Write down each entry again, exactly as it reads.

━━━ The input

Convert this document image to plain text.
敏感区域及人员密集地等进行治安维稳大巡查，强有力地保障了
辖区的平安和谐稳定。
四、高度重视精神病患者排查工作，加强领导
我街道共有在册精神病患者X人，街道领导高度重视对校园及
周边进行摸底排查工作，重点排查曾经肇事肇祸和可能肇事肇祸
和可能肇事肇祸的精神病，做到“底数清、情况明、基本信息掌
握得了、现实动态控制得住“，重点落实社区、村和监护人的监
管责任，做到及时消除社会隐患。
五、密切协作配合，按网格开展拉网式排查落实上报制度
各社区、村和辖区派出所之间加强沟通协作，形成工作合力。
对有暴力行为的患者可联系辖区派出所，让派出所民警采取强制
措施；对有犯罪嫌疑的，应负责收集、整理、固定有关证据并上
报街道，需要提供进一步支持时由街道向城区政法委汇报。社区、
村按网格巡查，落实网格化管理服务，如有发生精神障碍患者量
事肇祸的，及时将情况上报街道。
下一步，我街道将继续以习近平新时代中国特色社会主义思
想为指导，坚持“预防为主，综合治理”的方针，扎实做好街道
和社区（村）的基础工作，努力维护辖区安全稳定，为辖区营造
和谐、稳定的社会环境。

━━━━━━

**The answer**
Convert this document image to plain text.
敏感区域及人员密集地等进行治安维稳大巡查，强有力地保障了
辖区的平安和谐稳定。
四、高度重视精神病患者排查工作，加强领导
我街道共有在册精神病患者X人，街道领导高度重视对校园及
周边进行摸底排查工作，重点排查曾经肇事肇祸和可能肇事肇祸
和可能肇事肇祸的精神病，做到“底数清、情况明、基本信息掌
握得了、现实动态控制得住“，重点落实社区、村和监护人的监
管责任，做到及时消除社会隐患。
五、密切协作配合，按网格开展拉网式排查落实上报制度
各社区、村和辖区派出所之间加强沟通协作，形成工作合力。
对有暴力行为的患者可联系辖区派出所，让派出所民警采取强制
措施；对有犯罪嫌疑的，应负责收集、整理、固定有关证据并上
报街道，需要提供进一步支持时由街道向城区政法委汇报。社区、
村按网格巡查，落实网格化管理服务，如有发生精神障碍患者量
事肇祸的，及时将情况上报街道。
下一步，我街道将继续以习近平新时代中国特色社会主义思
想为指导，坚持“预防为主，综合治理”的方针，扎实做好街道
和社区（村）的基础工作，努力维护辖区安全稳定，为辖区营造
和谐、稳定的社会环境。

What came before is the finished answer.